* START Input material *
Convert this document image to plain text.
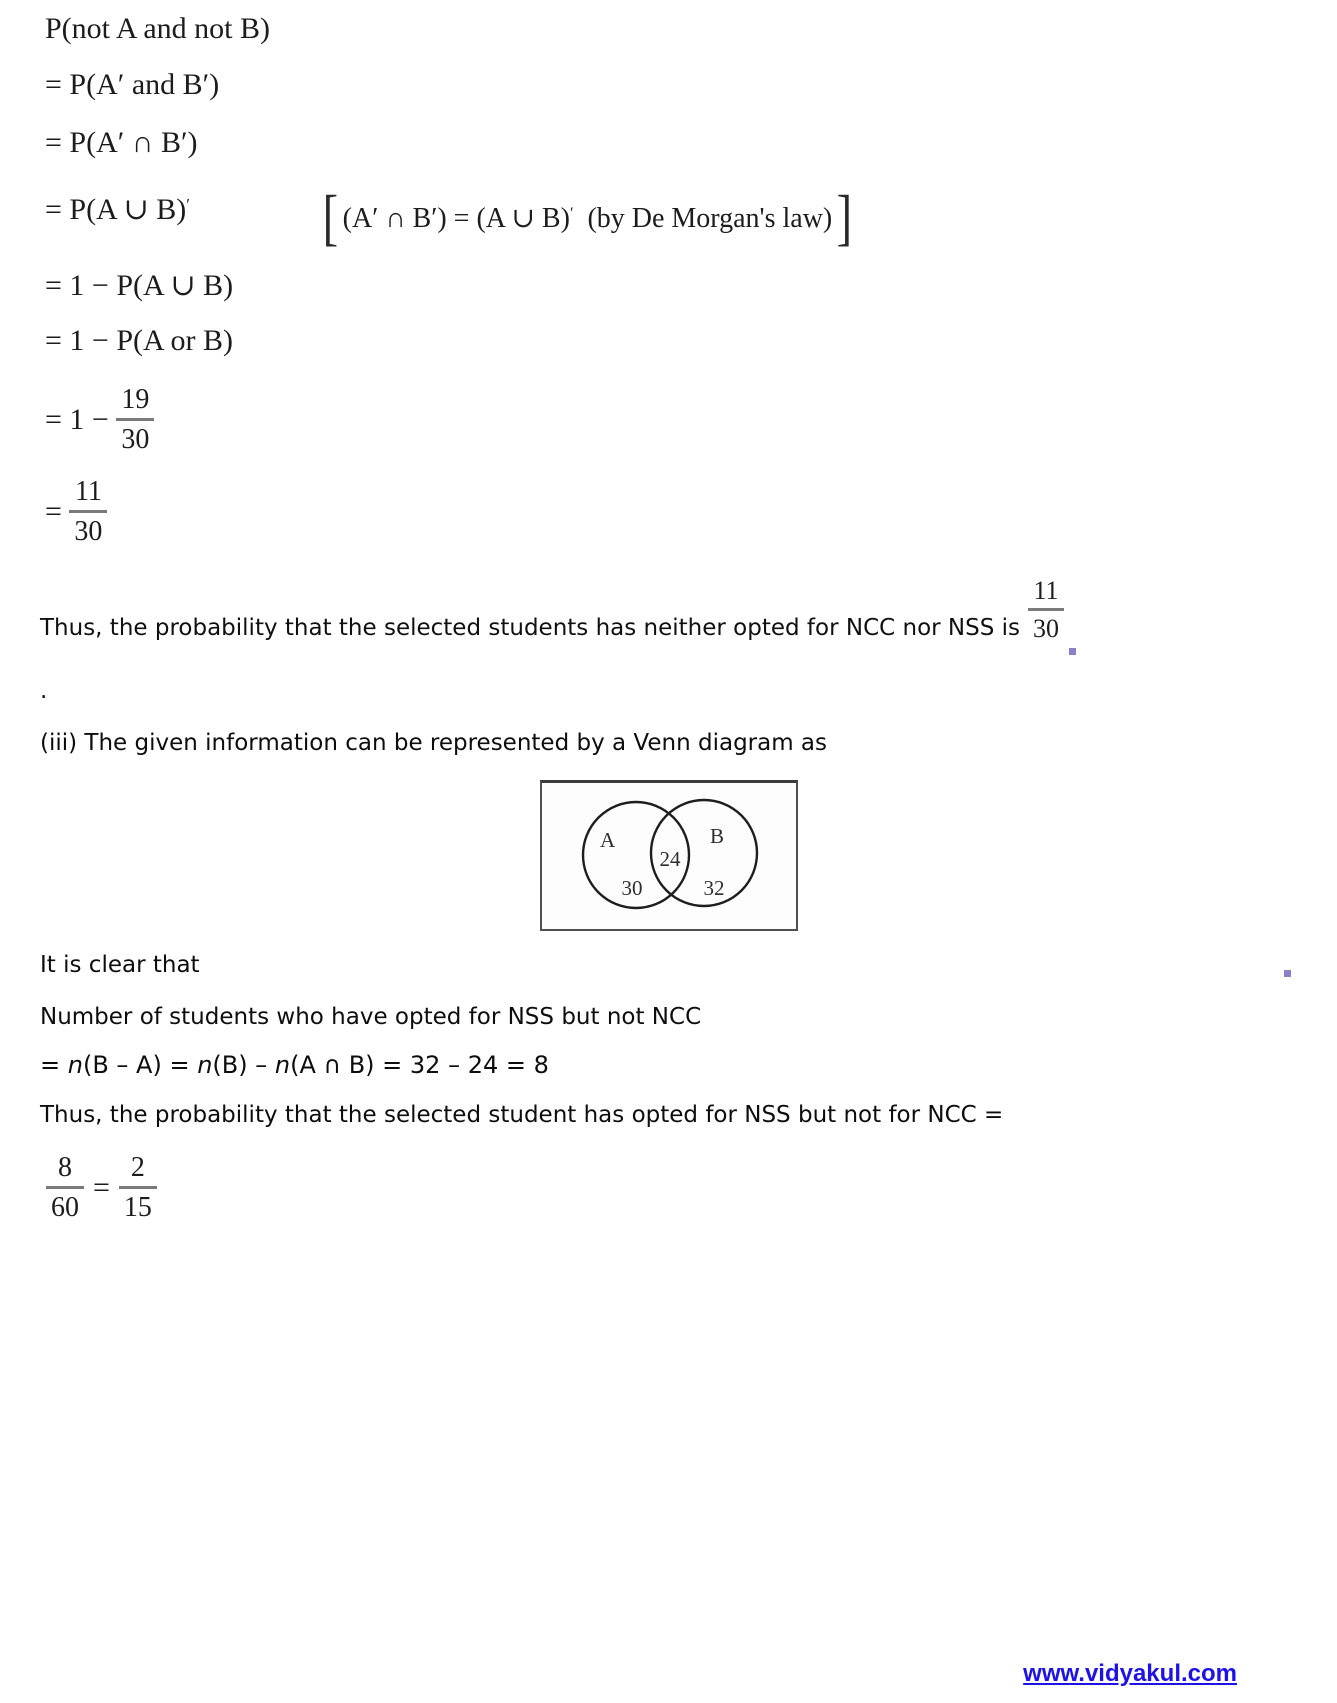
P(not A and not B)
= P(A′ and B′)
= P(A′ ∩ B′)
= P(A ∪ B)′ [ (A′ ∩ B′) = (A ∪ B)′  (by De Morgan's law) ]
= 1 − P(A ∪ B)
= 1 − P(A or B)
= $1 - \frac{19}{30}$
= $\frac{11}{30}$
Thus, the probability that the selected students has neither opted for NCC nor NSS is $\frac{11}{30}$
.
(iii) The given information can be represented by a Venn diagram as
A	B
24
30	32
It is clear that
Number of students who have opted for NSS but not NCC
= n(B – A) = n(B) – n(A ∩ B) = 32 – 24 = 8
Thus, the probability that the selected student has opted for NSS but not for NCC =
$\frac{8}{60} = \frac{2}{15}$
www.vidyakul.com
* END Input material *
* START Input material *
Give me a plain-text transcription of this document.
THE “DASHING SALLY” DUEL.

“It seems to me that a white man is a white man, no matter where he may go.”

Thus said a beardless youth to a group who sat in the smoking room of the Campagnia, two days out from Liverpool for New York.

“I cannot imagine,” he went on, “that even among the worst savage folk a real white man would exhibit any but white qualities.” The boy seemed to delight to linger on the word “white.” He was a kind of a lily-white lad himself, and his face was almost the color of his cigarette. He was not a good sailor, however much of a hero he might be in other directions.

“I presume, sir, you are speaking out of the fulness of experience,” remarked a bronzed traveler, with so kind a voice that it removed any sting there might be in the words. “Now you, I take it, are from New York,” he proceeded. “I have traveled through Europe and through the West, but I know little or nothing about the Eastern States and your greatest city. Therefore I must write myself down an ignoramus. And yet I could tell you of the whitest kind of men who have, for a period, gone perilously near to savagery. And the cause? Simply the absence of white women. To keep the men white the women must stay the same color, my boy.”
* END Input material *
:: Given problem ::
Identify the lines in the entries that hold "selected" and return each one.

:: Final result ::
Thus, the probability that the selected students has neither opted for NCC nor NSS is $\frac{11}{30}$
Thus, the probability that the selected student has opted for NSS but not for NCC =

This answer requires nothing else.